[START OF Supplied records]

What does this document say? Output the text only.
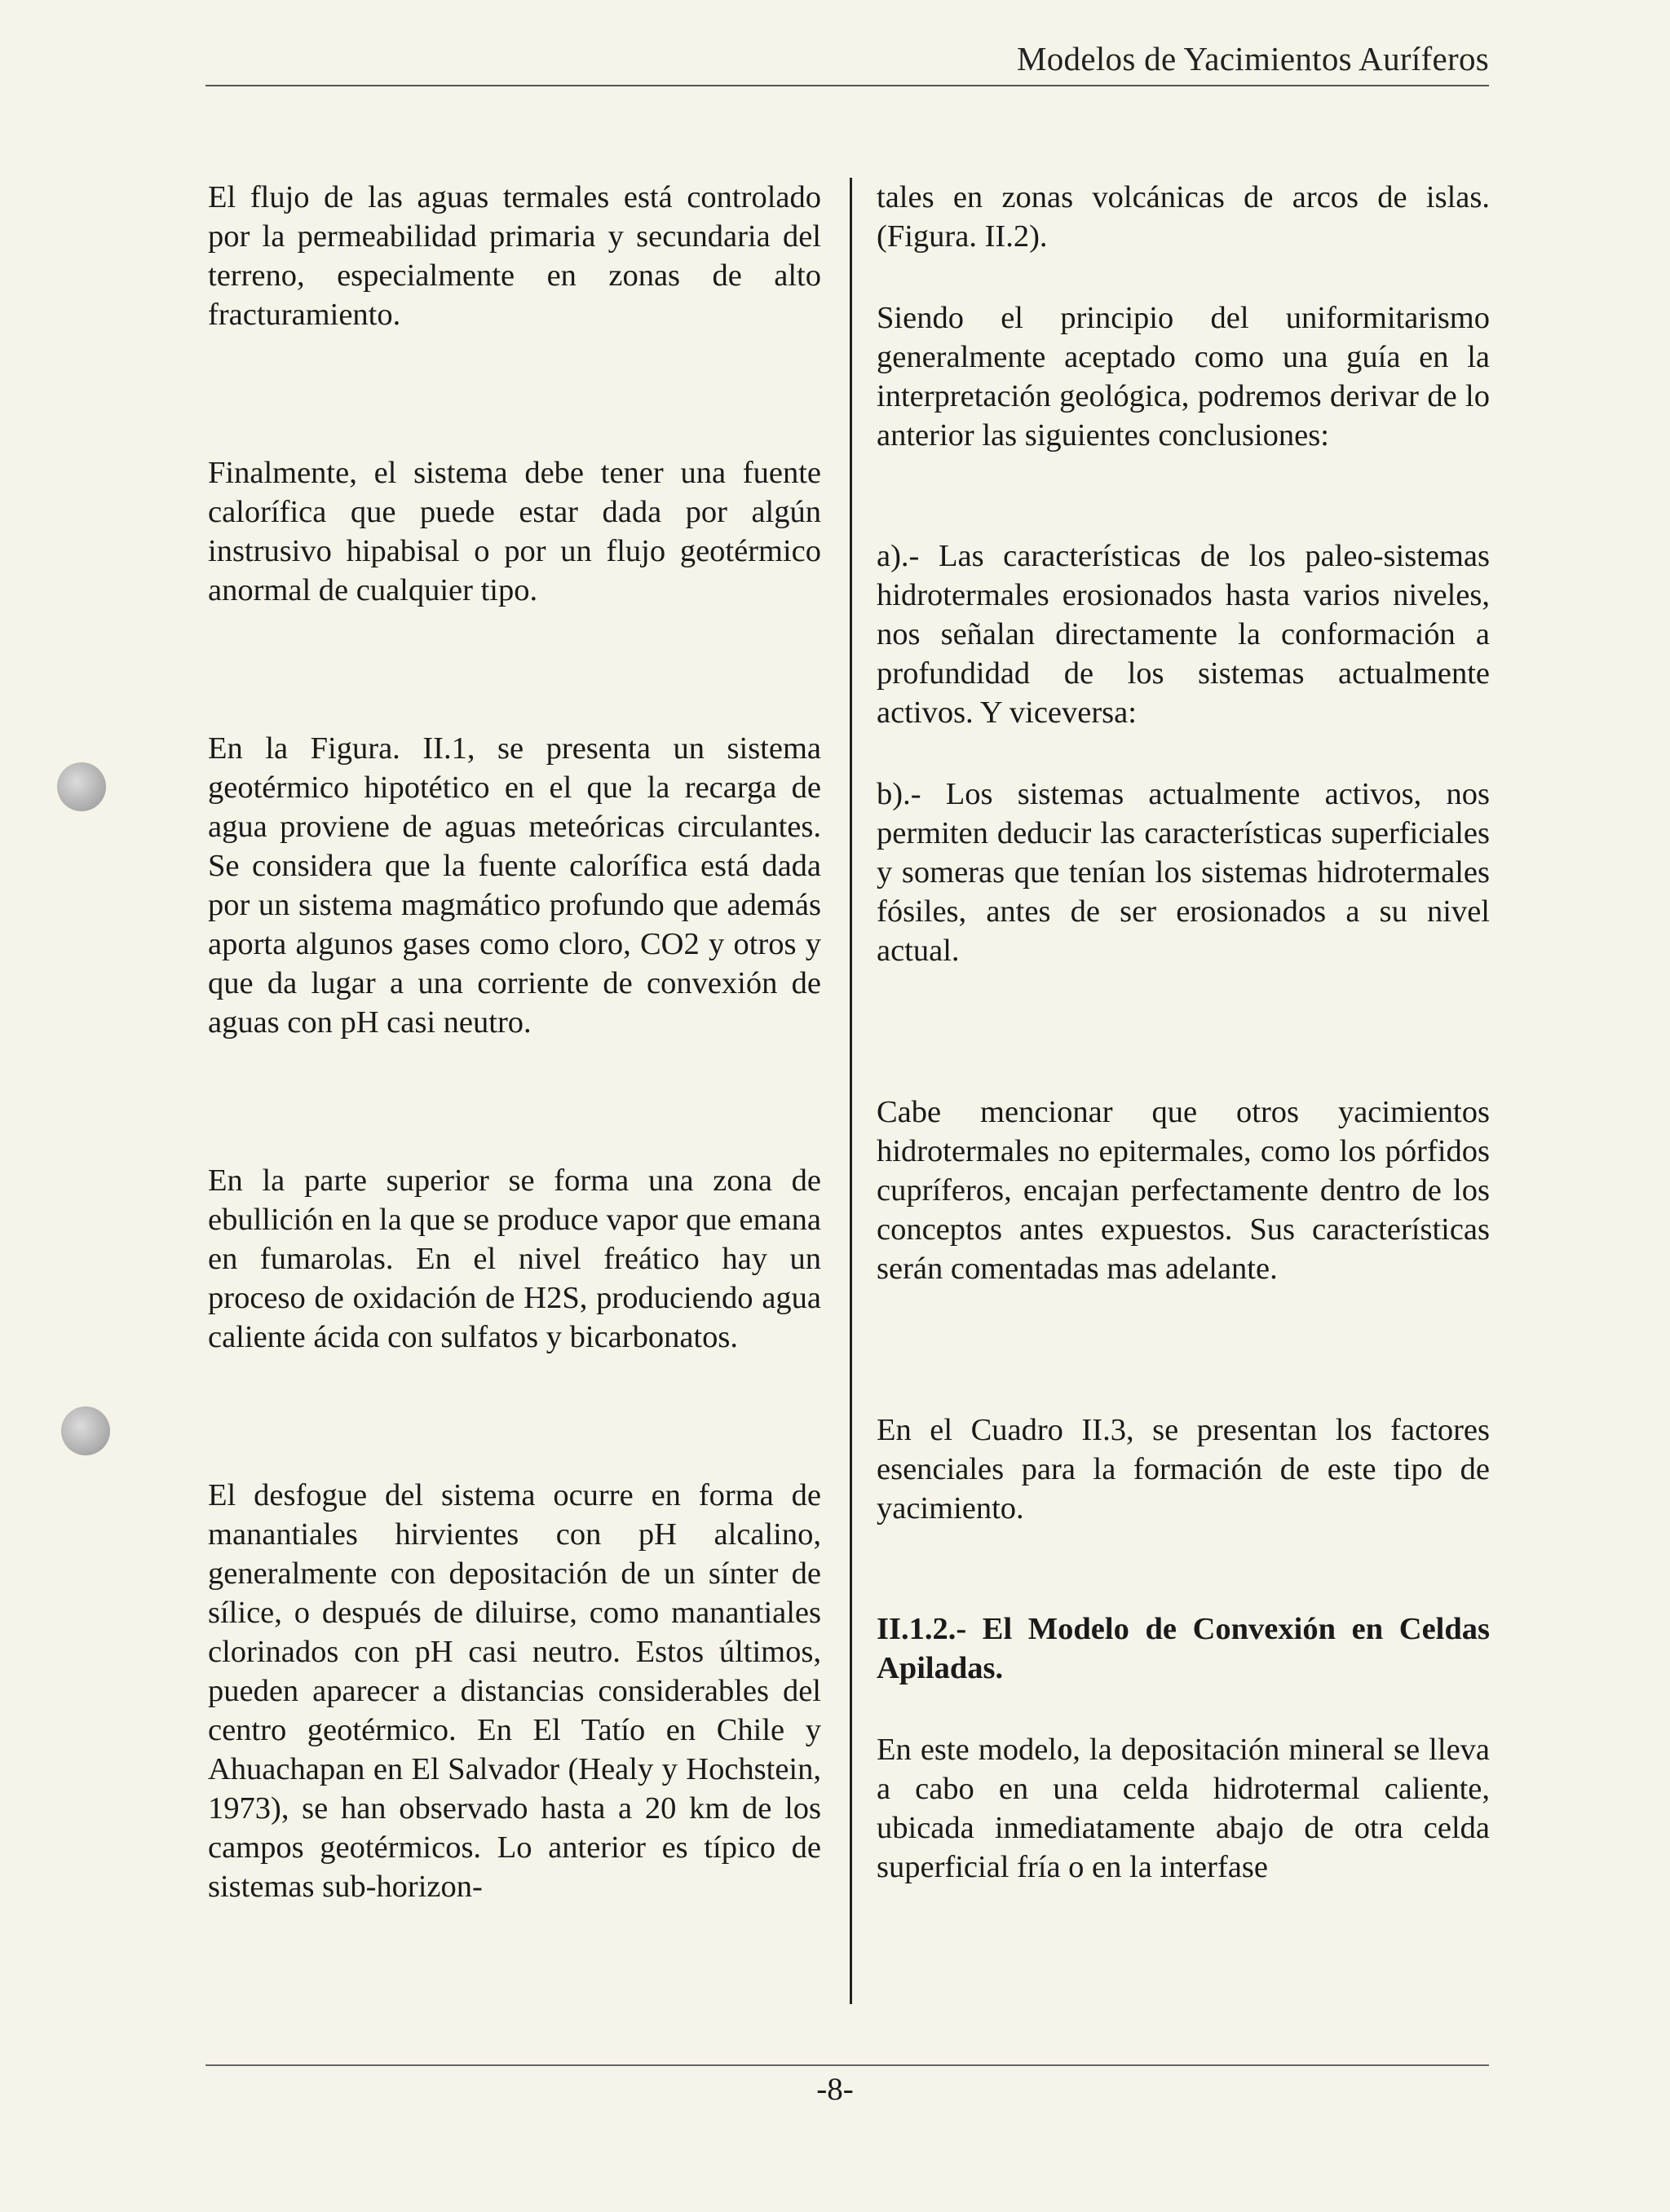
Modelos de Yacimientos Auríferos

El flujo de las aguas termales está controlado por la permeabilidad primaria y secundaria del terreno, especialmente en zonas de alto fracturamiento.

Finalmente, el sistema debe tener una fuente calorífica que puede estar dada por algún instrusivo hipabisal o por un flujo geotérmico anormal de cualquier tipo.

En la Figura. II.1, se presenta un sistema geotérmico hipotético en el que la recarga de agua proviene de aguas meteóricas circulantes. Se considera que la fuente calorífica está dada por un sistema magmático profundo que además aporta algunos gases como cloro, CO2 y otros y que da lugar a una corriente de convexión de aguas con pH casi neutro.

En la parte superior se forma una zona de ebullición en la que se produce vapor que emana en fumarolas. En el nivel freático hay un proceso de oxidación de H2S, produciendo agua caliente ácida con sulfatos y bicarbonatos.

El desfogue del sistema ocurre en forma de manantiales hirvientes con pH alcalino, generalmente con depositación de un sínter de sílice, o después de diluirse, como manantiales clorinados con pH casi neutro. Estos últimos, pueden aparecer a distancias considerables del centro geotérmico. En El Tatío en Chile y Ahuachapan en El Salvador (Healy y Hochstein, 1973), se han observado hasta a 20 km de los campos geotérmicos. Lo anterior es típico de sistemas sub-horizon-

tales en zonas volcánicas de arcos de islas. (Figura. II.2).

Siendo el principio del uniformitarismo generalmente aceptado como una guía en la interpretación geológica, podremos derivar de lo anterior las siguientes conclusiones:

a).- Las características de los paleo-sistemas hidrotermales erosionados hasta varios niveles, nos señalan directamente la conformación a profundidad de los sistemas actualmente activos. Y viceversa:

b).- Los sistemas actualmente activos, nos permiten deducir las características superficiales y someras que tenían los sistemas hidrotermales fósiles, antes de ser erosionados a su nivel actual.

Cabe mencionar que otros yacimientos hidrotermales no epitermales, como los pórfidos cupríferos, encajan perfectamente dentro de los conceptos antes expuestos. Sus características serán comentadas mas adelante.

En el Cuadro II.3, se presentan los factores esenciales para la formación de este tipo de yacimiento.

II.1.2.- El Modelo de Convexión en Celdas Apiladas.

En este modelo, la depositación mineral se lleva a cabo en una celda hidrotermal caliente, ubicada inmediatamente abajo de otra celda superficial fría o en la interfase

-8-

[END OF Supplied records]

#### [Set exercise]
Note each line of the entries that has "tipo" in it, and copy those lines.

#### [Output below]
Finalmente, el sistema debe tener una fuente calorífica que puede estar dada por algún instrusivo hipabisal o por un flujo geotérmico anormal de cualquier tipo.
En el Cuadro II.3, se presentan los factores esenciales para la formación de este tipo de yacimiento.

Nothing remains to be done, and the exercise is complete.